* Brief *
Starting at the first line and ending at the line containing "292, 270, 311]", rewrite those lines with "scale-segment" swapped for "scale-band" and nothing else altered.

┄┄┄┄┄┄

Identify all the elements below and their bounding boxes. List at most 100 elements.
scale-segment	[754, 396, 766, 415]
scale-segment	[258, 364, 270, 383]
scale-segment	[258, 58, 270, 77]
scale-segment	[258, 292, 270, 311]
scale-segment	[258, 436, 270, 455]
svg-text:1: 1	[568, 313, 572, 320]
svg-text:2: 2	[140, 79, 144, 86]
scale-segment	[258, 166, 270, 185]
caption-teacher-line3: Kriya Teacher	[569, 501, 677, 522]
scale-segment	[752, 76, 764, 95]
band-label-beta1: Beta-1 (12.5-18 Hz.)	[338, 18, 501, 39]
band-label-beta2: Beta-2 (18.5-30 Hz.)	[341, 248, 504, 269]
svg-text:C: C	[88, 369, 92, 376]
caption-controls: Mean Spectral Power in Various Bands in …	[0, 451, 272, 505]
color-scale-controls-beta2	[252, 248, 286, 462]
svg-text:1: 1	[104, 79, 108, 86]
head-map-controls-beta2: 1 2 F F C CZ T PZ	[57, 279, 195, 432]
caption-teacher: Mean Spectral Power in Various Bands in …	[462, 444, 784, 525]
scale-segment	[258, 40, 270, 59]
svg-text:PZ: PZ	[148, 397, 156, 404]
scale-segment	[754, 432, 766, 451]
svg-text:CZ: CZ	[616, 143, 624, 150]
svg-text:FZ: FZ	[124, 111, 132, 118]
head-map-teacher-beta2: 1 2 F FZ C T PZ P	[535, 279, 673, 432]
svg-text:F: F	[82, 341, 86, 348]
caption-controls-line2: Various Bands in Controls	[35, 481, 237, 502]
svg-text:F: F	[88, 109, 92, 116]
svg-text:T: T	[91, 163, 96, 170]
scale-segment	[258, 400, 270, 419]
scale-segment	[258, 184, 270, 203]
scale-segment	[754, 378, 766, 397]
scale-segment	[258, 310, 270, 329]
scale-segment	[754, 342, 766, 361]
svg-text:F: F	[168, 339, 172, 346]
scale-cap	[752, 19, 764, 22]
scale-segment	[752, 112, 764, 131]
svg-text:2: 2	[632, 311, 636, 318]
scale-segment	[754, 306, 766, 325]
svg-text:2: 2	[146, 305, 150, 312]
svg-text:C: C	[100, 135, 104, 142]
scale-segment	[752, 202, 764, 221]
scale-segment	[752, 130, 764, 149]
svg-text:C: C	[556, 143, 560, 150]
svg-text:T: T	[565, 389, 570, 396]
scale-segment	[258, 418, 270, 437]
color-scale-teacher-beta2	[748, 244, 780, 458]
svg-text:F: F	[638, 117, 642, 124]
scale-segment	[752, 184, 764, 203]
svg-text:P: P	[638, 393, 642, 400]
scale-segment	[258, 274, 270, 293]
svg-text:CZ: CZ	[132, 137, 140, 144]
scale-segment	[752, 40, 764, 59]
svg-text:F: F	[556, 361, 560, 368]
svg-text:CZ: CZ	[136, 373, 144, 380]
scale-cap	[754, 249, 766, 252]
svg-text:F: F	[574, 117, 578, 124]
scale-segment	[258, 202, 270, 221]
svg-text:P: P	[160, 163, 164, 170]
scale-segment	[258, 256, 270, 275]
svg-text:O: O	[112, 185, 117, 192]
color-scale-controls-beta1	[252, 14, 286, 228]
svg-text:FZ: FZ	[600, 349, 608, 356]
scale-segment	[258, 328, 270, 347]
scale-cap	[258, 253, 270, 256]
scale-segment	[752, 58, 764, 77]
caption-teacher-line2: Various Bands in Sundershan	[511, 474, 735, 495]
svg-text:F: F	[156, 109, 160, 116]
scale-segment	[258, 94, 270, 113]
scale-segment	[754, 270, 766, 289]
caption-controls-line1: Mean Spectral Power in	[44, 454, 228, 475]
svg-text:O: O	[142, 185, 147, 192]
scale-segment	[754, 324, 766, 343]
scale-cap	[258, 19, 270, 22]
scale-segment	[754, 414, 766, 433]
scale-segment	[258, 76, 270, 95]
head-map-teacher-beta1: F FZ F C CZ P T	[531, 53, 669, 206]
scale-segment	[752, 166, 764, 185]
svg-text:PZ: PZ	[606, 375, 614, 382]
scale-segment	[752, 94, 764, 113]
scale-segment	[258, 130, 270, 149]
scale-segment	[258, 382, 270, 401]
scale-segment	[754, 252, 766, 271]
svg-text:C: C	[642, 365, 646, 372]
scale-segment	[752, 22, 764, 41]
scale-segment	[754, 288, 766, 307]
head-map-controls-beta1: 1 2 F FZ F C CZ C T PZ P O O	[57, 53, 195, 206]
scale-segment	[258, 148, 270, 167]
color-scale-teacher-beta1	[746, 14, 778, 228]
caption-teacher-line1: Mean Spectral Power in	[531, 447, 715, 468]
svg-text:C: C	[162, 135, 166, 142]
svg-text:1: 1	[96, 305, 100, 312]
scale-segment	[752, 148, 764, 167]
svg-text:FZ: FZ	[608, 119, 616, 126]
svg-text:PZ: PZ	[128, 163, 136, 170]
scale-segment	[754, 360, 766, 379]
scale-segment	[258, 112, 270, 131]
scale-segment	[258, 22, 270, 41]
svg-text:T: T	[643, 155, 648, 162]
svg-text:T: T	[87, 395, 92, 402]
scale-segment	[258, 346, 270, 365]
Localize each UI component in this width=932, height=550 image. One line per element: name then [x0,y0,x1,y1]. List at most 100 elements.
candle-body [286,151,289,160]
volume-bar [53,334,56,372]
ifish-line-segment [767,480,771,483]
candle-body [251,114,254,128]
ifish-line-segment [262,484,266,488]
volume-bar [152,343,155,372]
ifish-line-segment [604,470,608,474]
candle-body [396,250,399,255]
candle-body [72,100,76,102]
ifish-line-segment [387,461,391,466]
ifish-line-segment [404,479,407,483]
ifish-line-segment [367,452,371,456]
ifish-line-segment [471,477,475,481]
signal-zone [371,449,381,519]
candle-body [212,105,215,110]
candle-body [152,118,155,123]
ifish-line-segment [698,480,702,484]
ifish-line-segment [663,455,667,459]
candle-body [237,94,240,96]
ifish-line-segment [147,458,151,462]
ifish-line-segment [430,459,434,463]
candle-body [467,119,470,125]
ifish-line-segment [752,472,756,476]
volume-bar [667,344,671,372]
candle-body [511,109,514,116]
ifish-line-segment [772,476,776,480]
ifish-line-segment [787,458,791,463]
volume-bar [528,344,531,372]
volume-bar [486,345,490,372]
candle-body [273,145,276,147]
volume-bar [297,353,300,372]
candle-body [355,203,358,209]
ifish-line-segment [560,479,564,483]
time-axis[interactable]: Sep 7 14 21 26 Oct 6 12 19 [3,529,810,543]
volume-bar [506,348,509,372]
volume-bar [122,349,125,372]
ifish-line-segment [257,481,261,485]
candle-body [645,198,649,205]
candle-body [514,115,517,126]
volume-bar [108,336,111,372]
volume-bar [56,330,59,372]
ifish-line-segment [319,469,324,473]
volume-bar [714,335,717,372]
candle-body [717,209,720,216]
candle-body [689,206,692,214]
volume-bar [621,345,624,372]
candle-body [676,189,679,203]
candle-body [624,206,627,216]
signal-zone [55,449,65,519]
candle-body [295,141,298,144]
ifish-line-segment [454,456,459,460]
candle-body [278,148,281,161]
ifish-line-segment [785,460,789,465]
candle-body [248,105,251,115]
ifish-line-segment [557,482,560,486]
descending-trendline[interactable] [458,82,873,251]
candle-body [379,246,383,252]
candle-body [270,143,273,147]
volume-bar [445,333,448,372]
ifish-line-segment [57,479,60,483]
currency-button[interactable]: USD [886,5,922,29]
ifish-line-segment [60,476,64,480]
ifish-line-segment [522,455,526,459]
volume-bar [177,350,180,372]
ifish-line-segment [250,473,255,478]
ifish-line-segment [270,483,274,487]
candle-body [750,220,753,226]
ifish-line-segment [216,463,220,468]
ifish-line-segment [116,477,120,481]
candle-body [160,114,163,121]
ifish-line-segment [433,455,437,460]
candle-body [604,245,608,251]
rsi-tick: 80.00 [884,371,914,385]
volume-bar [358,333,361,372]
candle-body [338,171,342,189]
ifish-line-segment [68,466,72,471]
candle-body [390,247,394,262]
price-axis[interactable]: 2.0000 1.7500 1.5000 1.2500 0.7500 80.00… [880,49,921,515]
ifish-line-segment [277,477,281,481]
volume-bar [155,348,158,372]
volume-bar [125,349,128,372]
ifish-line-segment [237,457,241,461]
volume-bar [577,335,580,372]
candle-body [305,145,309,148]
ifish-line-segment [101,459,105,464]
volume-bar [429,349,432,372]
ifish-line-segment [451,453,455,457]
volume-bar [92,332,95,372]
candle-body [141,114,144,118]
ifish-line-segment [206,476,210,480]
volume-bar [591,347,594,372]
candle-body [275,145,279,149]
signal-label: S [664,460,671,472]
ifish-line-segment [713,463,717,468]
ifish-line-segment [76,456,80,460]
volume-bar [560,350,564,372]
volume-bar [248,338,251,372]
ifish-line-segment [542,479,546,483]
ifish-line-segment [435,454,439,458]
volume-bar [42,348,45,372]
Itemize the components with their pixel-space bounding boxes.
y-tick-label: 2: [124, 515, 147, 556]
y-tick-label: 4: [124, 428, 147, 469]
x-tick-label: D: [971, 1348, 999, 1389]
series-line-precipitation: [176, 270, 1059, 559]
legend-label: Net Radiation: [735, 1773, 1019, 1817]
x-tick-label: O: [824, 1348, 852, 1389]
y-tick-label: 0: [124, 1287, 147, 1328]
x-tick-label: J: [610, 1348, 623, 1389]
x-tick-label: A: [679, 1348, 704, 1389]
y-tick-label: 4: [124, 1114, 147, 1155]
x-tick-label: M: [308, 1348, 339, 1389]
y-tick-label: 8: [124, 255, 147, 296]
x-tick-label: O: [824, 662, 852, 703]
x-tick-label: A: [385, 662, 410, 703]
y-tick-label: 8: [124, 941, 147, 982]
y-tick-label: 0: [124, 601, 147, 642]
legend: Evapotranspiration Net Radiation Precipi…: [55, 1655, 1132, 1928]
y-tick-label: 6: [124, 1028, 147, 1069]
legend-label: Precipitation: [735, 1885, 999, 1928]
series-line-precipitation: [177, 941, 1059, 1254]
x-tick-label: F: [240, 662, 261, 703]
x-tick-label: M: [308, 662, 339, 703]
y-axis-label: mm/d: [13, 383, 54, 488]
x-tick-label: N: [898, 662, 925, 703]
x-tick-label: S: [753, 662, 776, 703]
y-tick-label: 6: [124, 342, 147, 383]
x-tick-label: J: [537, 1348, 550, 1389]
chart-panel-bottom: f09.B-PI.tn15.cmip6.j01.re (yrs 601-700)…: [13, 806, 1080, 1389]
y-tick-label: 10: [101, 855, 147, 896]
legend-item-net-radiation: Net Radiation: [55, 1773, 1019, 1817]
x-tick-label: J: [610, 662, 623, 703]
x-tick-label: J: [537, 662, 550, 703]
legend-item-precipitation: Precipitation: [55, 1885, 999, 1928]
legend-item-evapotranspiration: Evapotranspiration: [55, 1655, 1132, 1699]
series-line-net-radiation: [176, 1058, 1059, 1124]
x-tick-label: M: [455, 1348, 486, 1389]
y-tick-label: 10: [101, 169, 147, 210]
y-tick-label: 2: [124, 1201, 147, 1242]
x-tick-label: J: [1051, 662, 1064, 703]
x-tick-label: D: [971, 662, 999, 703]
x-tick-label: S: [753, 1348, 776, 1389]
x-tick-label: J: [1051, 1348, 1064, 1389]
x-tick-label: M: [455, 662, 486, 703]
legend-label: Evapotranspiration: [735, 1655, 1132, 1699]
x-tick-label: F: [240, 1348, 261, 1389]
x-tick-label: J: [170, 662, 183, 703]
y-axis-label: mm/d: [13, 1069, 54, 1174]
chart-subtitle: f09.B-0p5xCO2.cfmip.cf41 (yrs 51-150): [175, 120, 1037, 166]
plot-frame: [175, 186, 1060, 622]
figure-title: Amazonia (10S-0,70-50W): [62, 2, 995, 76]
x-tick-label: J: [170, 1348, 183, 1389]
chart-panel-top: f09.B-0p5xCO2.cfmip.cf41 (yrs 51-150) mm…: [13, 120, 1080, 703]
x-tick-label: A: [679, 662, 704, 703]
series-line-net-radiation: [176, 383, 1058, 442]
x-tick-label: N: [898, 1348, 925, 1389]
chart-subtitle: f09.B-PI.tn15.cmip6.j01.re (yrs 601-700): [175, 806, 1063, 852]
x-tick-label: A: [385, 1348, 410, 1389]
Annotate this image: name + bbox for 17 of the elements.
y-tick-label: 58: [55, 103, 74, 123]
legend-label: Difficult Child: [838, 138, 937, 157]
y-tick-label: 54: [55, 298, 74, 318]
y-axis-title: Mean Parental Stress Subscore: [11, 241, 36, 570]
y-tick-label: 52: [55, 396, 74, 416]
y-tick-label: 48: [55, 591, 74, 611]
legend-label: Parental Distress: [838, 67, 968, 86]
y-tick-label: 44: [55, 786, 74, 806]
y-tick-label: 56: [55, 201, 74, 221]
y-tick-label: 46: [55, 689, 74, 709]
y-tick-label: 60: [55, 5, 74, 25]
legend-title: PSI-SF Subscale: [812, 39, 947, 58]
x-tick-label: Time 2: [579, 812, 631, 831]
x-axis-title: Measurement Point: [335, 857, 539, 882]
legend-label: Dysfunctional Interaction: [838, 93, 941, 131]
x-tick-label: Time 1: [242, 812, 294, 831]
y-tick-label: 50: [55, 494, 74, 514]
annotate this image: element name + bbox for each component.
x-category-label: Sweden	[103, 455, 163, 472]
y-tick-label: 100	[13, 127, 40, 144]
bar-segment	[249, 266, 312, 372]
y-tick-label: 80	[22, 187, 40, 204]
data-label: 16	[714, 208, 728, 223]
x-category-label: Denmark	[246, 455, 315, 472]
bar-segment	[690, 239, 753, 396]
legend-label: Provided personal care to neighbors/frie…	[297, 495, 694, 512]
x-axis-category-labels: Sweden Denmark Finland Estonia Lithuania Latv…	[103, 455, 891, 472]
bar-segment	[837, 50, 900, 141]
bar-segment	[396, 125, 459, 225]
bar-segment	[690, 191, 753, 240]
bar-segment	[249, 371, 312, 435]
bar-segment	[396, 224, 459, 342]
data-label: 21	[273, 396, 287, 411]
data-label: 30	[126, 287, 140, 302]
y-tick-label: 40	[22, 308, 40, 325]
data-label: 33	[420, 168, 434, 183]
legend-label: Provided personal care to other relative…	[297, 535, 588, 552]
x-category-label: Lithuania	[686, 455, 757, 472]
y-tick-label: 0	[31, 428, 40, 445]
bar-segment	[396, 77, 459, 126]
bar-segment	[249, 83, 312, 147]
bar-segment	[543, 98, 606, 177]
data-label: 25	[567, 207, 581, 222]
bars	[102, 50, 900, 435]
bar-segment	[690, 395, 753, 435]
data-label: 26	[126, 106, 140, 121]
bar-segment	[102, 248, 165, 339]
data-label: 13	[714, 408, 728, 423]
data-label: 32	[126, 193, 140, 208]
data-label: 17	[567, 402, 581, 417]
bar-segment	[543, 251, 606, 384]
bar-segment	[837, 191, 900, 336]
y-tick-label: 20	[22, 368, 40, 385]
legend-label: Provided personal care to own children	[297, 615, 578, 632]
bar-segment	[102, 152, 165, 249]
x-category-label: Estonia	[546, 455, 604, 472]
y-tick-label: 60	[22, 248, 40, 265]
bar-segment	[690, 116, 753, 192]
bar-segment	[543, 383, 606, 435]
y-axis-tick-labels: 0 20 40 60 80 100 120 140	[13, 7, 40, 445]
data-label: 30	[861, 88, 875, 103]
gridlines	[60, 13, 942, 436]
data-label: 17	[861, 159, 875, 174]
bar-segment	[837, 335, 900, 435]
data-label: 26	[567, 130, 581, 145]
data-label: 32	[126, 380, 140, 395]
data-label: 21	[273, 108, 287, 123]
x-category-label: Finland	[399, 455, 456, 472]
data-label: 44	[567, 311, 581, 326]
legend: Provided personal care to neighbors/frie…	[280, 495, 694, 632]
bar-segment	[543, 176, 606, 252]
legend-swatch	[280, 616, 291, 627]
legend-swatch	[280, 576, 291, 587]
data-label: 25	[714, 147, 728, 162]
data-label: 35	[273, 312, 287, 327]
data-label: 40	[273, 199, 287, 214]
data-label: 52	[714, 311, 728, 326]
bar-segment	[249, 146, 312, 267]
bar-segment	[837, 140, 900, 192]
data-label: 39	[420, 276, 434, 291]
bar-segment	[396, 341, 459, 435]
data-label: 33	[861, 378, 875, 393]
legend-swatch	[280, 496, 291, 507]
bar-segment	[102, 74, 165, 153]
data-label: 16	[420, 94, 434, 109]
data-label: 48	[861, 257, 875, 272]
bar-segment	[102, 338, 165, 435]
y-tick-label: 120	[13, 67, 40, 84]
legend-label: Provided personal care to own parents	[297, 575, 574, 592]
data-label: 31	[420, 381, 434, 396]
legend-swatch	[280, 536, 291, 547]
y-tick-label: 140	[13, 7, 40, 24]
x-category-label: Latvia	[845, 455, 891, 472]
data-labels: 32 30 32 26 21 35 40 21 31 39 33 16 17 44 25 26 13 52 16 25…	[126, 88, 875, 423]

┄┄┄┄┄┄

* Reply *
Identify all the elements below and their bounding boxes. List at most 100 elements.
scale-band	[754, 396, 766, 415]
scale-band	[258, 364, 270, 383]
scale-band	[258, 58, 270, 77]
scale-band	[258, 292, 270, 311]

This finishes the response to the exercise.